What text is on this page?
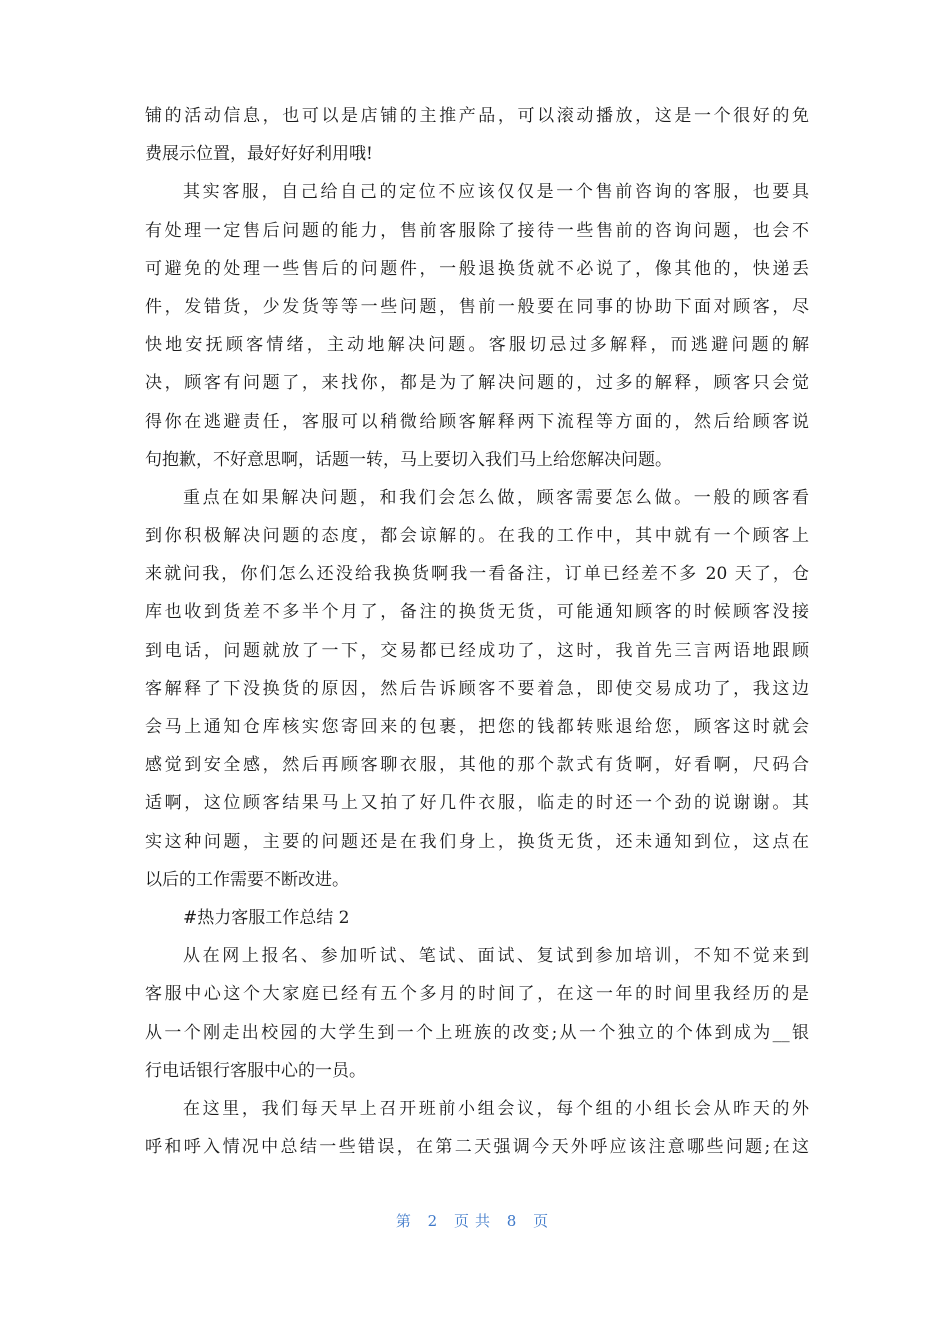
铺的活动信息，也可以是店铺的主推产品，可以滚动播放，这是一个很好的免
费展示位置，最好好好利用哦!
其实客服，自己给自己的定位不应该仅仅是一个售前咨询的客服，也要具
有处理一定售后问题的能力，售前客服除了接待一些售前的咨询问题，也会不
可避免的处理一些售后的问题件，一般退换货就不必说了，像其他的，快递丢
件，发错货，少发货等等一些问题，售前一般要在同事的协助下面对顾客，尽
快地安抚顾客情绪，主动地解决问题。客服切忌过多解释，而逃避问题的解
决，顾客有问题了，来找你，都是为了解决问题的，过多的解释，顾客只会觉
得你在逃避责任，客服可以稍微给顾客解释两下流程等方面的，然后给顾客说
句抱歉，不好意思啊，话题一转，马上要切入我们马上给您解决问题。
重点在如果解决问题，和我们会怎么做，顾客需要怎么做。一般的顾客看
到你积极解决问题的态度，都会谅解的。在我的工作中，其中就有一个顾客上
来就问我，你们怎么还没给我换货啊我一看备注，订单已经差不多 20 天了，仓
库也收到货差不多半个月了，备注的换货无货，可能通知顾客的时候顾客没接
到电话，问题就放了一下，交易都已经成功了，这时，我首先三言两语地跟顾
客解释了下没换货的原因，然后告诉顾客不要着急，即使交易成功了，我这边
会马上通知仓库核实您寄回来的包裹，把您的钱都转账退给您，顾客这时就会
感觉到安全感，然后再顾客聊衣服，其他的那个款式有货啊，好看啊，尺码合
适啊，这位顾客结果马上又拍了好几件衣服，临走的时还一个劲的说谢谢。其
实这种问题，主要的问题还是在我们身上，换货无货，还未通知到位，这点在
以后的工作需要不断改进。
#热力客服工作总结 2
从在网上报名、参加听试、笔试、面试、复试到参加培训，不知不觉来到
客服中心这个大家庭已经有五个多月的时间了，在这一年的时间里我经历的是
从一个刚走出校园的大学生到一个上班族的改变;从一个独立的个体到成为__银
行电话银行客服中心的一员。
在这里，我们每天早上召开班前小组会议，每个组的小组长会从昨天的外
呼和呼入情况中总结一些错误，在第二天强调今天外呼应该注意哪些问题;在这
第 2 页共 8 页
**********
REQUIREMENT ::
Every line of text is to be repeated exactly; pictures are left out.

RESPONSE TO THE EXERCISE ::
What text is on this page?
铺的活动信息，也可以是店铺的主推产品，可以滚动播放，这是一个很好的免
费展示位置，最好好好利用哦!
其实客服，自己给自己的定位不应该仅仅是一个售前咨询的客服，也要具
有处理一定售后问题的能力，售前客服除了接待一些售前的咨询问题，也会不
可避免的处理一些售后的问题件，一般退换货就不必说了，像其他的，快递丢
件，发错货，少发货等等一些问题，售前一般要在同事的协助下面对顾客，尽
快地安抚顾客情绪，主动地解决问题。客服切忌过多解释，而逃避问题的解
决，顾客有问题了，来找你，都是为了解决问题的，过多的解释，顾客只会觉
得你在逃避责任，客服可以稍微给顾客解释两下流程等方面的，然后给顾客说
句抱歉，不好意思啊，话题一转，马上要切入我们马上给您解决问题。
重点在如果解决问题，和我们会怎么做，顾客需要怎么做。一般的顾客看
到你积极解决问题的态度，都会谅解的。在我的工作中，其中就有一个顾客上
来就问我，你们怎么还没给我换货啊我一看备注，订单已经差不多 20 天了，仓
库也收到货差不多半个月了，备注的换货无货，可能通知顾客的时候顾客没接
到电话，问题就放了一下，交易都已经成功了，这时，我首先三言两语地跟顾
客解释了下没换货的原因，然后告诉顾客不要着急，即使交易成功了，我这边
会马上通知仓库核实您寄回来的包裹，把您的钱都转账退给您，顾客这时就会
感觉到安全感，然后再顾客聊衣服，其他的那个款式有货啊，好看啊，尺码合
适啊，这位顾客结果马上又拍了好几件衣服，临走的时还一个劲的说谢谢。其
实这种问题，主要的问题还是在我们身上，换货无货，还未通知到位，这点在
以后的工作需要不断改进。
#热力客服工作总结 2
从在网上报名、参加听试、笔试、面试、复试到参加培训，不知不觉来到
客服中心这个大家庭已经有五个多月的时间了，在这一年的时间里我经历的是
从一个刚走出校园的大学生到一个上班族的改变;从一个独立的个体到成为__银
行电话银行客服中心的一员。
在这里，我们每天早上召开班前小组会议，每个组的小组长会从昨天的外
呼和呼入情况中总结一些错误，在第二天强调今天外呼应该注意哪些问题;在这
第 2 页共 8 页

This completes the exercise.